(EXERCISE)
Rewrite the lines of all the records below as a Markdown table with the columns "No." and "Text". Put one line per row with its row number, skip blank lines, and leave the pictures out.

SUPPLIED DATA start

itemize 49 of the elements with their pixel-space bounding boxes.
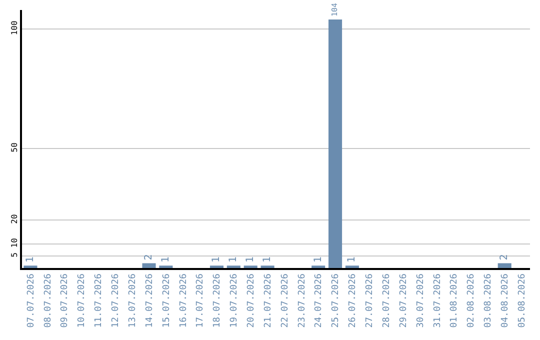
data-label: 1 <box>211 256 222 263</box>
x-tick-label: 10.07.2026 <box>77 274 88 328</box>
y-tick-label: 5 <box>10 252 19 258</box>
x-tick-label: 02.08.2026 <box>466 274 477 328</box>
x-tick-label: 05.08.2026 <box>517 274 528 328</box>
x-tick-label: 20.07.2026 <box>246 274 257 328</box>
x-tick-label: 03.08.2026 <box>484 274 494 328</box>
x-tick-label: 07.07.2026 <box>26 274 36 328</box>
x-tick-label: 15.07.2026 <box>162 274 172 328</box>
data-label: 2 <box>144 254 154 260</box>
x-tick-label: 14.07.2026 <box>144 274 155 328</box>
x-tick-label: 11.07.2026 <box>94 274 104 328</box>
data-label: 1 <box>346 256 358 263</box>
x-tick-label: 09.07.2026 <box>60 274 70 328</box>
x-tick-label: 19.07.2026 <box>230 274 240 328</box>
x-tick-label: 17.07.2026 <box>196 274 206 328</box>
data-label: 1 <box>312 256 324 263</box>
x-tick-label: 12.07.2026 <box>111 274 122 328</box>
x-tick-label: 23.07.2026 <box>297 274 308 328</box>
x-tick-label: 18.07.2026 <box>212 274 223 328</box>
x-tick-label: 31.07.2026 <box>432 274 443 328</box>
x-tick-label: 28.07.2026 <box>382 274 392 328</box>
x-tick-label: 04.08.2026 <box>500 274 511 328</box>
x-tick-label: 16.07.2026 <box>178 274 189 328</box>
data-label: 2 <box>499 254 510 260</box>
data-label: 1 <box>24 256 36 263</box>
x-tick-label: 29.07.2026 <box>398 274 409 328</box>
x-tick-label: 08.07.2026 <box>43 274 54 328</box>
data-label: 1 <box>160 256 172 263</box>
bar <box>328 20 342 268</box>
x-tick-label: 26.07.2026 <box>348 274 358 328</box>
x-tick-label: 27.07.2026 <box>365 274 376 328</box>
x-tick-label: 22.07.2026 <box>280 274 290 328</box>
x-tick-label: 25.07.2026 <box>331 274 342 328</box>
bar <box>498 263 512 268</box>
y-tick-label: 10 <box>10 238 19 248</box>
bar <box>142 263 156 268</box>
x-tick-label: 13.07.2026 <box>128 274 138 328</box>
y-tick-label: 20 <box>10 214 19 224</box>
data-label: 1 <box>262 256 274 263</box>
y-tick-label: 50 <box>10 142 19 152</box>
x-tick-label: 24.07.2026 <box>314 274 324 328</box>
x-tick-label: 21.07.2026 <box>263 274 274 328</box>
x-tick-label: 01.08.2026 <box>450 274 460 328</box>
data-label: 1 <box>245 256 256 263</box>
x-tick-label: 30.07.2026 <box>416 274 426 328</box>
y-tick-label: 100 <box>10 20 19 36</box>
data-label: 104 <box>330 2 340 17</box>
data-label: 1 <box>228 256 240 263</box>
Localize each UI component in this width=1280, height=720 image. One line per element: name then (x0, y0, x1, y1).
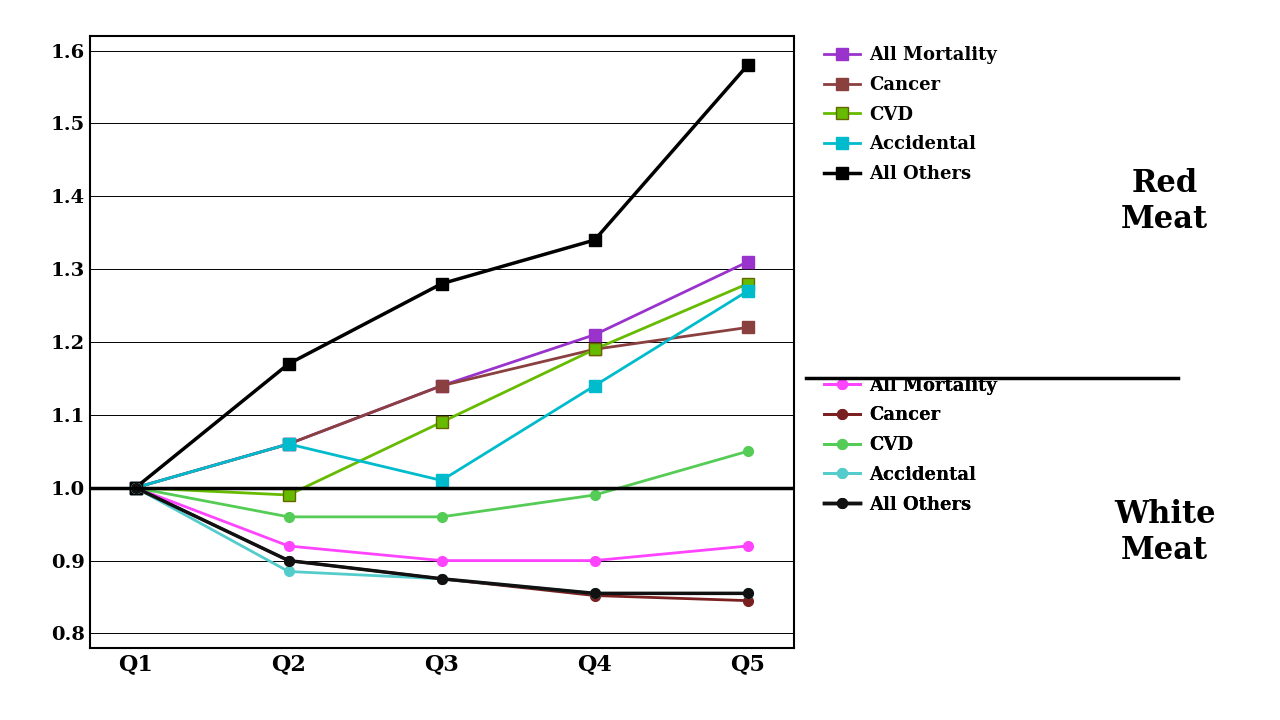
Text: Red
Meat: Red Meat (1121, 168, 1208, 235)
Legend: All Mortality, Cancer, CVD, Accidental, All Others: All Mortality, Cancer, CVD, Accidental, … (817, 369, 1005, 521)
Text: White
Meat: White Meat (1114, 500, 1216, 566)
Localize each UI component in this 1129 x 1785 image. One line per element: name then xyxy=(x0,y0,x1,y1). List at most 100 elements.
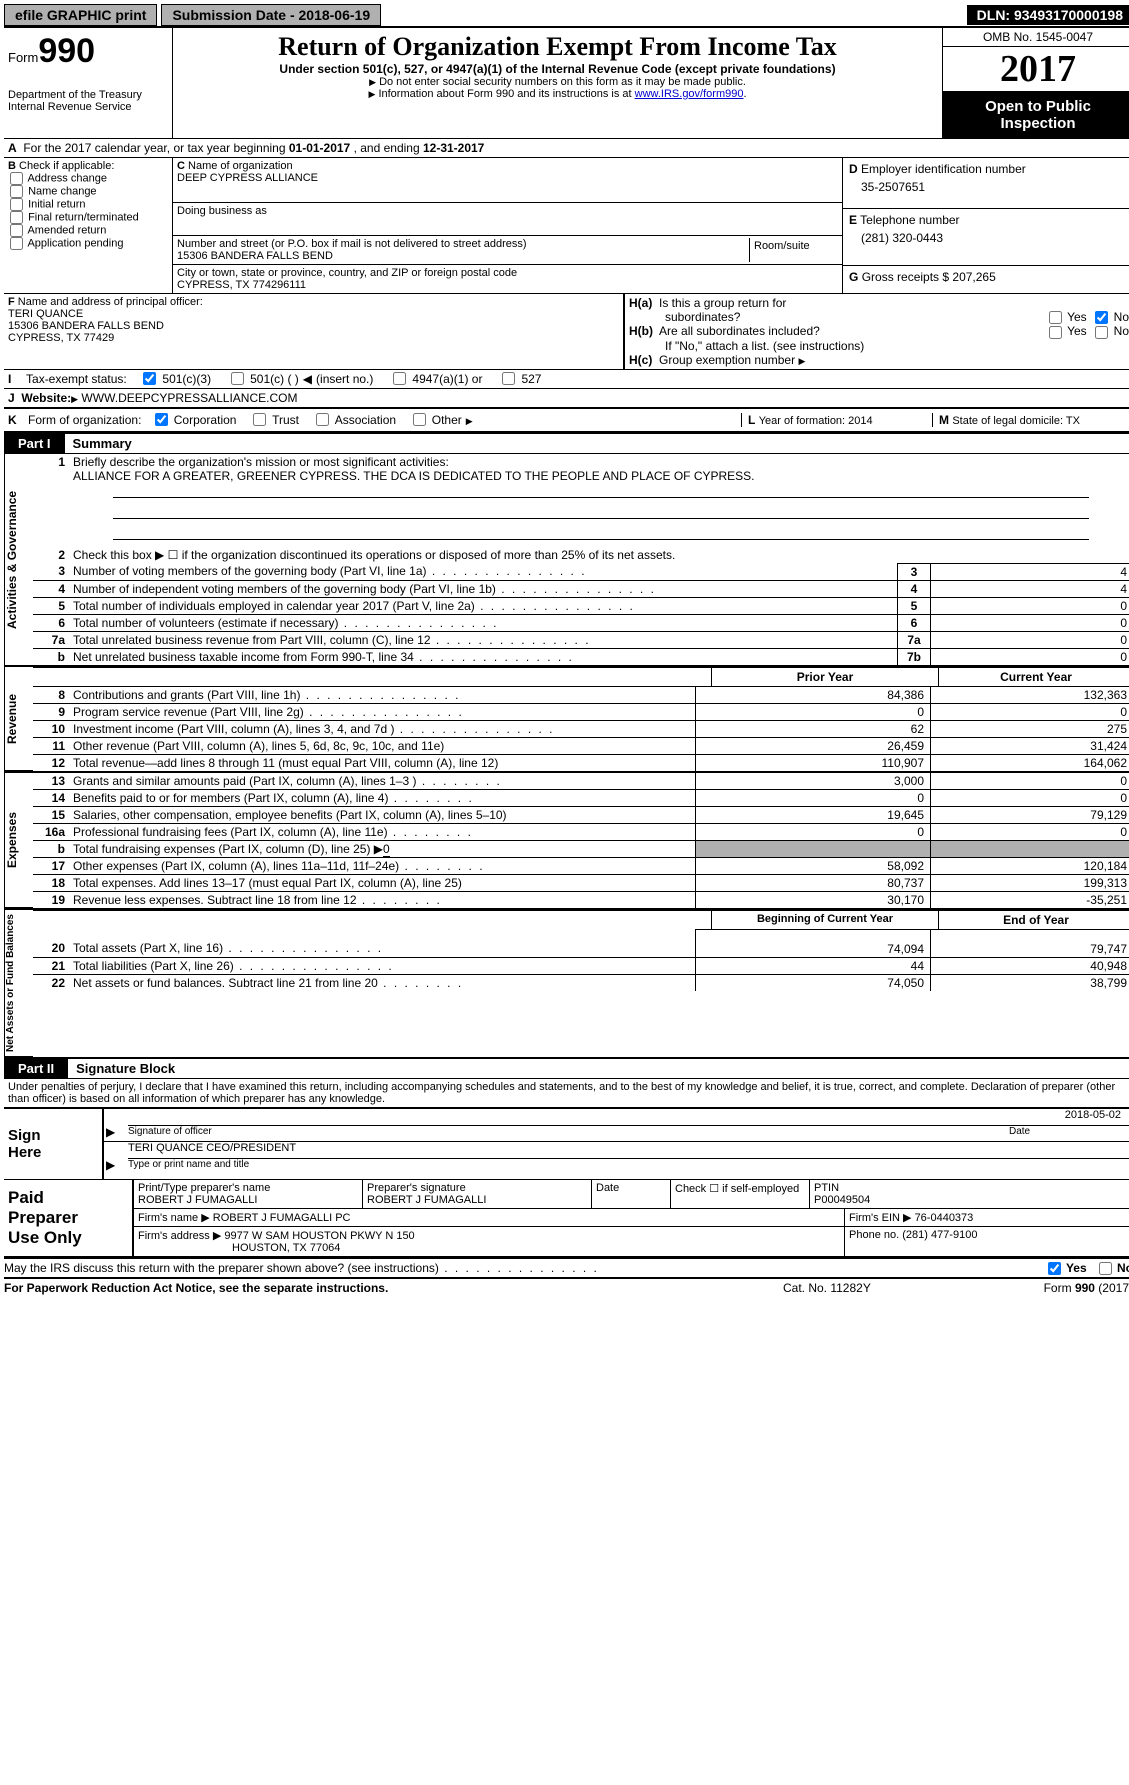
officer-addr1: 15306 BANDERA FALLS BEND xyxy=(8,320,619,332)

SUPPLIED DATA end

(TASK ANSWER)
| No. | Text |
|---|---|
| 1 | itemize 49 of the elements with their pixel-space bounding boxes. |
| 2 | data-label: 1 <box>211 256 222 263</box> |
| 3 | x-tick-label: 10.07.2026 <box>77 274 88 328</box> |
| 4 | y-tick-label: 5 <box>10 252 19 258</box> |
| 5 | x-tick-label: 02.08.2026 <box>466 274 477 328</box> |
| 6 | x-tick-label: 05.08.2026 <box>517 274 528 328</box> |
| 7 | x-tick-label: 20.07.2026 <box>246 274 257 328</box> |
| 8 | x-tick-label: 03.08.2026 <box>484 274 494 328</box> |
| 9 | x-tick-label: 07.07.2026 <box>26 274 36 328</box> |
| 10 | x-tick-label: 15.07.2026 <box>162 274 172 328</box> |
| 11 | data-label: 2 <box>144 254 154 260</box> |
| 12 | x-tick-label: 14.07.2026 <box>144 274 155 328</box> |
| 13 | x-tick-label: 11.07.2026 <box>94 274 104 328</box> |
| 14 | data-label: 1 <box>346 256 358 263</box> |
| 15 | x-tick-label: 09.07.2026 <box>60 274 70 328</box> |
| 16 | x-tick-label: 19.07.2026 <box>230 274 240 328</box> |
| 17 | x-tick-label: 17.07.2026 <box>196 274 206 328</box> |
| 18 | data-label: 1 <box>312 256 324 263</box> |
| 19 | x-tick-label: 12.07.2026 <box>111 274 122 328</box> |
| 20 | x-tick-label: 23.07.2026 <box>297 274 308 328</box> |
| 21 | x-tick-label: 18.07.2026 <box>212 274 223 328</box> |
| 22 | x-tick-label: 31.07.2026 <box>432 274 443 328</box> |
| 23 | x-tick-label: 28.07.2026 <box>382 274 392 328</box> |
| 24 | x-tick-label: 04.08.2026 <box>500 274 511 328</box> |
| 25 | x-tick-label: 16.07.2026 <box>178 274 189 328</box> |
| 26 | data-label: 2 <box>499 254 510 260</box> |
| 27 | data-label: 1 <box>24 256 36 263</box> |
| 28 | x-tick-label: 29.07.2026 <box>398 274 409 328</box> |
| 29 | x-tick-label: 08.07.2026 <box>43 274 54 328</box> |
| 30 | data-label: 1 <box>160 256 172 263</box> |
| 31 | bar <box>328 20 342 268</box> |
| 32 | x-tick-label: 26.07.2026 <box>348 274 358 328</box> |
| 33 | x-tick-label: 27.07.2026 <box>365 274 376 328</box> |
| 34 | x-tick-label: 22.07.2026 <box>280 274 290 328</box> |
| 35 | x-tick-label: 25.07.2026 <box>331 274 342 328</box> |
| 36 | bar <box>498 263 512 268</box> |
| 37 | y-tick-label: 10 <box>10 238 19 248</box> |
| 38 | bar <box>142 263 156 268</box> |
| 39 | x-tick-label: 13.07.2026 <box>128 274 138 328</box> |
| 40 | y-tick-label: 20 <box>10 214 19 224</box> |
| 41 | data-label: 1 <box>262 256 274 263</box> |
| 42 | y-tick-label: 50 <box>10 142 19 152</box> |
| 43 | x-tick-label: 24.07.2026 <box>314 274 324 328</box> |
| 44 | x-tick-label: 21.07.2026 <box>263 274 274 328</box> |
| 45 | x-tick-label: 01.08.2026 <box>450 274 460 328</box> |
| 46 | data-label: 1 <box>245 256 256 263</box> |
| 47 | x-tick-label: 30.07.2026 <box>416 274 426 328</box> |
| 48 | y-tick-label: 100 <box>10 20 19 36</box> |
| 49 | data-label: 104 <box>330 2 340 17</box> |
| 50 | data-label: 1 <box>228 256 240 263</box> |
| 51 | Localize each UI component in this width=1280, height=720 image. One line per element: name then (x0, y0, x1, y1). |
| 52 | Text: Red |
| 53 | Meat: Red Meat (1121, 168, 1208, 235) |
| 54 | Legend: All Mortality, Cancer, CVD, Accidental, All Others: All Mortality, Cancer, CVD, Accidental, … (817, 369, 1005, 521) |
| 55 | Text: White |
| 56 | Meat: White Meat (1114, 500, 1216, 566) |
| 57 | Localize each UI component in this 1129 x 1785 image. One line per element: name then xyxy=(x0,y0,x1,y1). List at most 100 elements. |
| 58 | officer-addr1: 15306 BANDERA FALLS BEND xyxy=(8,320,619,332) |